- Request: Copy out each line below exactly as it appears.
--- BEGIN Extracted information ---
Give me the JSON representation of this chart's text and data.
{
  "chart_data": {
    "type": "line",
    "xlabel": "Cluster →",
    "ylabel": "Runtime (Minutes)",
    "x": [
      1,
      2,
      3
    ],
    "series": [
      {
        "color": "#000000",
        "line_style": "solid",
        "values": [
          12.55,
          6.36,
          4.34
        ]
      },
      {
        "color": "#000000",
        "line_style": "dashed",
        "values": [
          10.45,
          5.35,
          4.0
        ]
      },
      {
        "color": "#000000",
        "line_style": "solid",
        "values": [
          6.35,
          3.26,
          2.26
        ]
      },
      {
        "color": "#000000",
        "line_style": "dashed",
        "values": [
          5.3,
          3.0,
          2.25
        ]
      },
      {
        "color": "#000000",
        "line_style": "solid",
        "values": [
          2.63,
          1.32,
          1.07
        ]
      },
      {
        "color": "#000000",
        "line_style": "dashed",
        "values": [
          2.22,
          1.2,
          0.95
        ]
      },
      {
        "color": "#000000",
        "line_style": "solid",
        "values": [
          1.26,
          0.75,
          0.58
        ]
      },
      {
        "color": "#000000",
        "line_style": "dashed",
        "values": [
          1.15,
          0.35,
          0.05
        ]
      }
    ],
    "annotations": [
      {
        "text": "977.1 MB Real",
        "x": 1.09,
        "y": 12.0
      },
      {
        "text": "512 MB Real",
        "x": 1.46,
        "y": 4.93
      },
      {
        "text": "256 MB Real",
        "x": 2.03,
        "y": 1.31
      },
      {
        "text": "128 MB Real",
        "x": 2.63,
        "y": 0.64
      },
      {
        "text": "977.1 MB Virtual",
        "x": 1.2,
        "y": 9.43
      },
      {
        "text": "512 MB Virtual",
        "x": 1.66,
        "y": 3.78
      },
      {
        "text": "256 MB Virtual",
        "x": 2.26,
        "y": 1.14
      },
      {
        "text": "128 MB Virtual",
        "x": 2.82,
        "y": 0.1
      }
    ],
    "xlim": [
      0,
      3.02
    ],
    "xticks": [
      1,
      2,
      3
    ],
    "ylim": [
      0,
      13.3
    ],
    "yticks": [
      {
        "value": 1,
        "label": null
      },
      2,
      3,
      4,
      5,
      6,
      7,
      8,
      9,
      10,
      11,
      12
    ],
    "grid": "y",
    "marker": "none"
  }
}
--- END Extracted information ---
- The answer:
Give me the JSON representation of this chart's text and data.
{
  "chart_data": {
    "type": "line",
    "xlabel": "Cluster →",
    "ylabel": "Runtime (Minutes)",
    "x": [
      1,
      2,
      3
    ],
    "series": [
      {
        "color": "#000000",
        "line_style": "solid",
        "values": [
          12.55,
          6.36,
          4.34
        ]
      },
      {
        "color": "#000000",
        "line_style": "dashed",
        "values": [
          10.45,
          5.35,
          4.0
        ]
      },
      {
        "color": "#000000",
        "line_style": "solid",
        "values": [
          6.35,
          3.26,
          2.26
        ]
      },
      {
        "color": "#000000",
        "line_style": "dashed",
        "values": [
          5.3,
          3.0,
          2.25
        ]
      },
      {
        "color": "#000000",
        "line_style": "solid",
        "values": [
          2.63,
          1.32,
          1.07
        ]
      },
      {
        "color": "#000000",
        "line_style": "dashed",
        "values": [
          2.22,
          1.2,
          0.95
        ]
      },
      {
        "color": "#000000",
        "line_style": "solid",
        "values": [
          1.26,
          0.75,
          0.58
        ]
      },
      {
        "color": "#000000",
        "line_style": "dashed",
        "values": [
          1.15,
          0.35,
          0.05
        ]
      }
    ],
    "annotations": [
      {
        "text": "977.1 MB Real",
        "x": 1.09,
        "y": 12.0
      },
      {
        "text": "512 MB Real",
        "x": 1.46,
        "y": 4.93
      },
      {
        "text": "256 MB Real",
        "x": 2.03,
        "y": 1.31
      },
      {
        "text": "128 MB Real",
        "x": 2.63,
        "y": 0.64
      },
      {
        "text": "977.1 MB Virtual",
        "x": 1.2,
        "y": 9.43
      },
      {
        "text": "512 MB Virtual",
        "x": 1.66,
        "y": 3.78
      },
      {
        "text": "256 MB Virtual",
        "x": 2.26,
        "y": 1.14
      },
      {
        "text": "128 MB Virtual",
        "x": 2.82,
        "y": 0.1
      }
    ],
    "xlim": [
      0,
      3.02
    ],
    "xticks": [
      1,
      2,
      3
    ],
    "ylim": [
      0,
      13.3
    ],
    "yticks": [
      {
        "value": 1,
        "label": null
      },
      2,
      3,
      4,
      5,
      6,
      7,
      8,
      9,
      10,
      11,
      12
    ],
    "grid": "y",
    "marker": "none"
  }
}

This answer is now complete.